Set exercise:
Show every line that has the string "gekämmt" in it.
::::
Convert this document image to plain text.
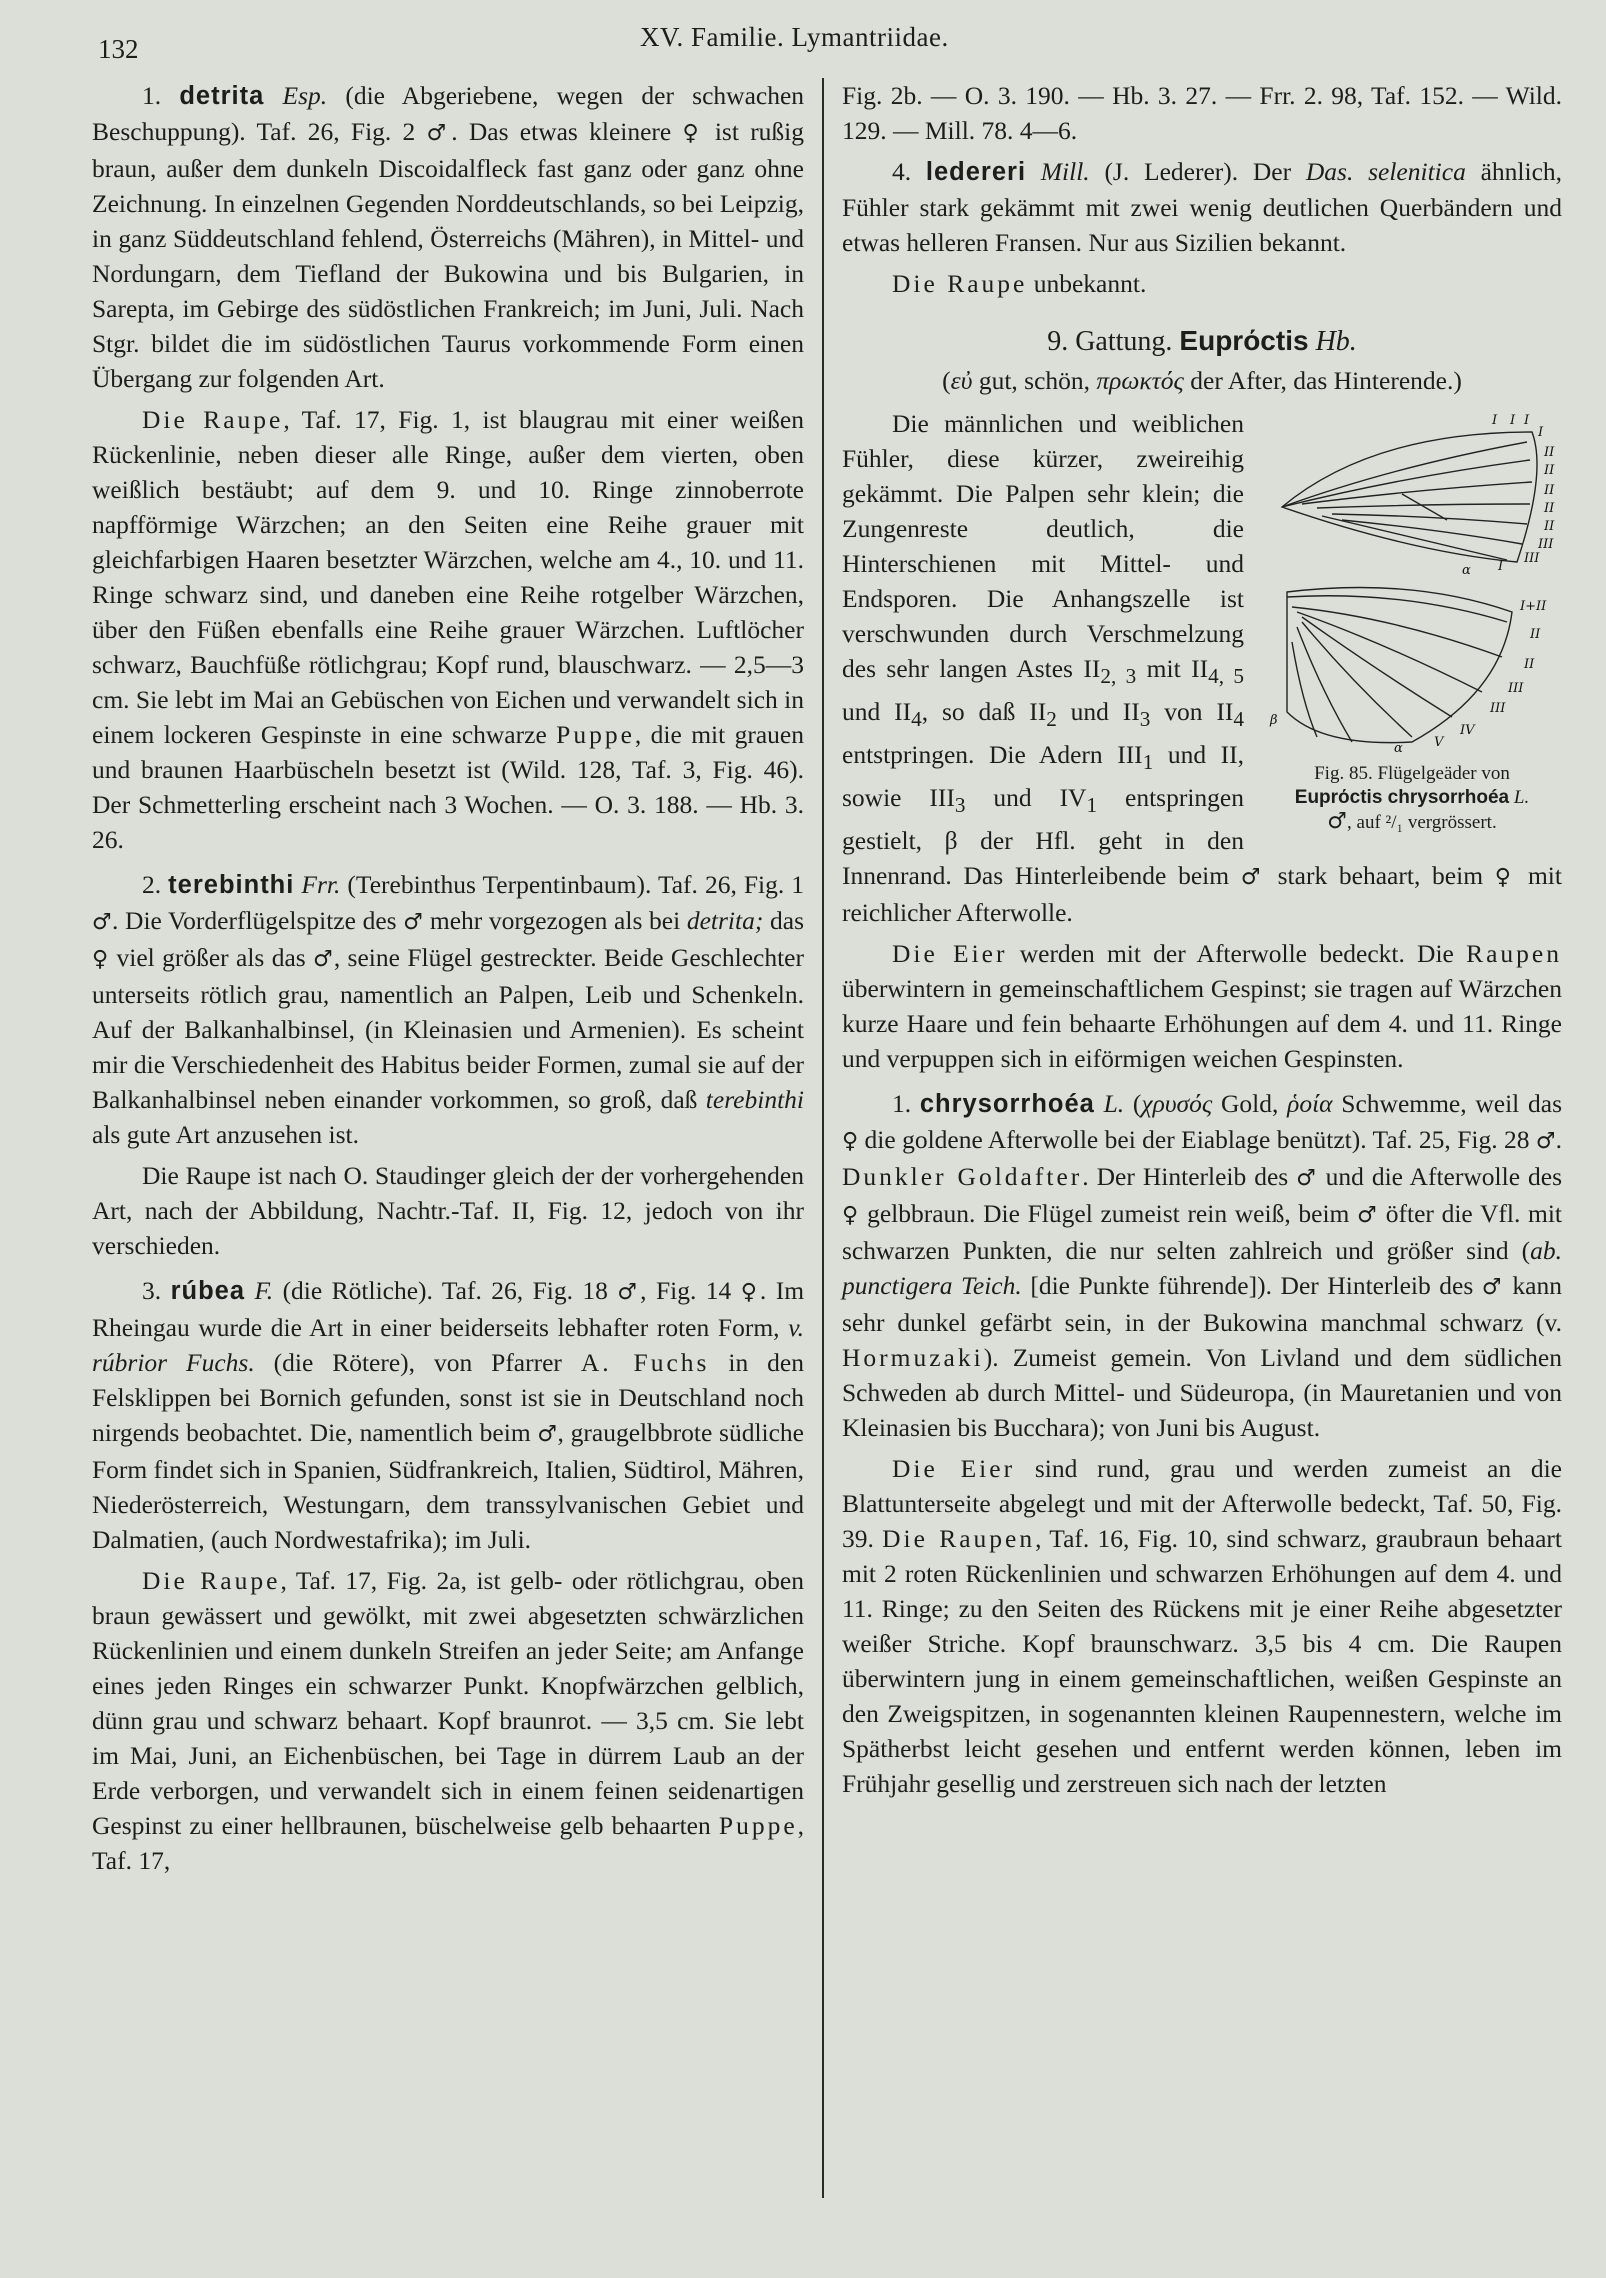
132	XV. Familie. Lymantriidae.

1. detrita Esp. (die Abgeriebene, wegen der schwachen Beschuppung). Taf. 26, Fig. 2 ♂. Das etwas kleinere ♀ ist rußig braun, außer dem dunkeln Discoidalfleck fast ganz oder ganz ohne Zeichnung. In einzelnen Gegenden Norddeutschlands, so bei Leipzig, in ganz Süddeutschland fehlend, Österreichs (Mähren), in Mittel- und Nordungarn, dem Tiefland der Bukowina und bis Bulgarien, in Sarepta, im Gebirge des südöstlichen Frankreich; im Juni, Juli. Nach Stgr. bildet die im südöstlichen Taurus vorkommende Form einen Übergang zur folgenden Art.

Die Raupe, Taf. 17, Fig. 1, ist blaugrau mit einer weißen Rückenlinie, neben dieser alle Ringe, außer dem vierten, oben weißlich bestäubt; auf dem 9. und 10. Ringe zinnoberrote napfförmige Wärzchen; an den Seiten eine Reihe grauer mit gleichfarbigen Haaren besetzter Wärzchen, welche am 4., 10. und 11. Ringe schwarz sind, und daneben eine Reihe rotgelber Wärzchen, über den Füßen ebenfalls eine Reihe grauer Wärzchen. Luftlöcher schwarz, Bauchfüße rötlichgrau; Kopf rund, blauschwarz. — 2,5—3 cm. Sie lebt im Mai an Gebüschen von Eichen und verwandelt sich in einem lockeren Gespinste in eine schwarze Puppe, die mit grauen und braunen Haarbüscheln besetzt ist (Wild. 128, Taf. 3, Fig. 46). Der Schmetterling erscheint nach 3 Wochen. — O. 3. 188. — Hb. 3. 26.

2. terebinthi Frr. (Terebinthus Terpentinbaum). Taf. 26, Fig. 1 ♂. Die Vorderflügelspitze des ♂ mehr vorgezogen als bei detrita; das ♀ viel größer als das ♂, seine Flügel gestreckter. Beide Geschlechter unterseits rötlich grau, namentlich an Palpen, Leib und Schenkeln. Auf der Balkanhalbinsel, (in Kleinasien und Armenien). Es scheint mir die Verschiedenheit des Habitus beider Formen, zumal sie auf der Balkanhalbinsel neben einander vorkommen, so groß, daß terebinthi als gute Art anzusehen ist.

Die Raupe ist nach O. Staudinger gleich der der vorhergehenden Art, nach der Abbildung, Nachtr.-Taf. II, Fig. 12, jedoch von ihr verschieden.

3. rúbea F. (die Rötliche). Taf. 26, Fig. 18 ♂, Fig. 14 ♀. Im Rheingau wurde die Art in einer beiderseits lebhafter roten Form, v. rúbrior Fuchs. (die Rötere), von Pfarrer A. Fuchs in den Felsklippen bei Bornich gefunden, sonst ist sie in Deutschland noch nirgends beobachtet. Die, namentlich beim ♂, graugelbbrote südliche Form findet sich in Spanien, Südfrankreich, Italien, Südtirol, Mähren, Niederösterreich, Westungarn, dem transsylvanischen Gebiet und Dalmatien, (auch Nordwestafrika); im Juli.

Die Raupe, Taf. 17, Fig. 2a, ist gelb- oder rötlichgrau, oben braun gewässert und gewölkt, mit zwei abgesetzten schwärzlichen Rückenlinien und einem dunkeln Streifen an jeder Seite; am Anfange eines jeden Ringes ein schwarzer Punkt. Knopfwärzchen gelblich, dünn grau und schwarz behaart. Kopf braunrot. — 3,5 cm. Sie lebt im Mai, Juni, an Eichenbüschen, bei Tage in dürrem Laub an der Erde verborgen, und verwandelt sich in einem feinen seidenartigen Gespinst zu einer hellbraunen, büschelweise gelb behaarten Puppe, Taf. 17,

Fig. 2b. — O. 3. 190. — Hb. 3. 27. — Frr. 2. 98, Taf. 152. — Wild. 129. — Mill. 78. 4—6.

4. ledereri Mill. (J. Lederer). Der Das. selenitica ähnlich, Fühler stark gekämmt mit zwei wenig deutlichen Querbändern und etwas helleren Fransen. Nur aus Sizilien bekannt.

Die Raupe unbekannt.

9. Gattung. Euprόctis Hb.

(εὐ gut, schön, πρωκτός der After, das Hinterende.)

I I I
I
II
II
II
II
II
III
III
I
α
I+II
II
II
III
III
IV
V
α
β
Fig. 85. Flügelgeäder von
Euprόctis chrysorrhoéa L.
♂, auf ²/₁ vergrössert.

Die männlichen und weiblichen Fühler, diese kürzer, zweireihig gekämmt. Die Palpen sehr klein; die Zungenreste deutlich, die Hinterschienen mit Mittel- und Endsporen. Die Anhangszelle ist verschwunden durch Verschmelzung des sehr langen Astes $II_{2, 3}$ mit $II_{4, 5}$ und $II_4$, so daß $II_2$ und $II_3$ von $II_4$ entstpringen. Die Adern $III_1$ und II, sowie $III_3$ und $IV_1$ entspringen gestielt, β der Hfl. geht in den Innenrand. Das Hinterleibende beim ♂ stark behaart, beim ♀ mit reichlicher Afterwolle.

Die Eier werden mit der Afterwolle bedeckt. Die Raupen überwintern in gemeinschaftlichem Gespinst; sie tragen auf Wärzchen kurze Haare und fein behaarte Erhöhungen auf dem 4. und 11. Ringe und verpuppen sich in eiförmigen weichen Gespinsten.

1. chrysorrhoéa L. (χρυσός Gold, ῥοία Schwemme, weil das ♀ die goldene Afterwolle bei der Eiablage benützt). Taf. 25, Fig. 28 ♂. Dunkler Goldafter. Der Hinterleib des ♂ und die Afterwolle des ♀ gelbbraun. Die Flügel zumeist rein weiß, beim ♂ öfter die Vfl. mit schwarzen Punkten, die nur selten zahlreich und größer sind (ab. punctigera Teich. [die Punkte führende]). Der Hinterleib des ♂ kann sehr dunkel gefärbt sein, in der Bukowina manchmal schwarz (v. Hormuzaki). Zumeist gemein. Von Livland und dem südlichen Schweden ab durch Mittel- und Südeuropa, (in Mauretanien und von Kleinasien bis Bucchara); von Juni bis August.

Die Eier sind rund, grau und werden zumeist an die Blattunterseite abgelegt und mit der Afterwolle bedeckt, Taf. 50, Fig. 39. Die Raupen, Taf. 16, Fig. 10, sind schwarz, graubraun behaart mit 2 roten Rückenlinien und schwarzen Erhöhungen auf dem 4. und 11. Ringe; zu den Seiten des Rückens mit je einer Reihe abgesetzter weißer Striche. Kopf braunschwarz. 3,5 bis 4 cm. Die Raupen überwintern jung in einem gemeinschaftlichen, weißen Gespinste an den Zweigspitzen, in sogenannten kleinen Raupennestern, welche im Spätherbst leicht gesehen und entfernt werden können, leben im Frühjahr gesellig und zerstreuen sich nach der letzten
::::
Task answer:
4. ledereri Mill. (J. Lederer). Der Das. selenitica ähnlich, Fühler stark gekämmt mit zwei wenig deutlichen Querbändern und etwas helleren Fransen. Nur aus Sizilien bekannt.
Die männlichen und weiblichen Fühler, diese kürzer, zweireihig gekämmt. Die Palpen sehr klein; die Zungenreste deutlich, die Hinterschienen mit Mittel- und Endsporen. Die Anhangszelle ist verschwunden durch Verschmelzung des sehr langen Astes $II_{2, 3}$ mit $II_{4, 5}$ und $II_4$, so daß $II_2$ und $II_3$ von $II_4$ entstpringen. Die Adern $III_1$ und II, sowie $III_3$ und $IV_1$ entspringen gestielt, β der Hfl. geht in den Innenrand. Das Hinterleibende beim ♂ stark behaart, beim ♀ mit reichlicher Afterwolle.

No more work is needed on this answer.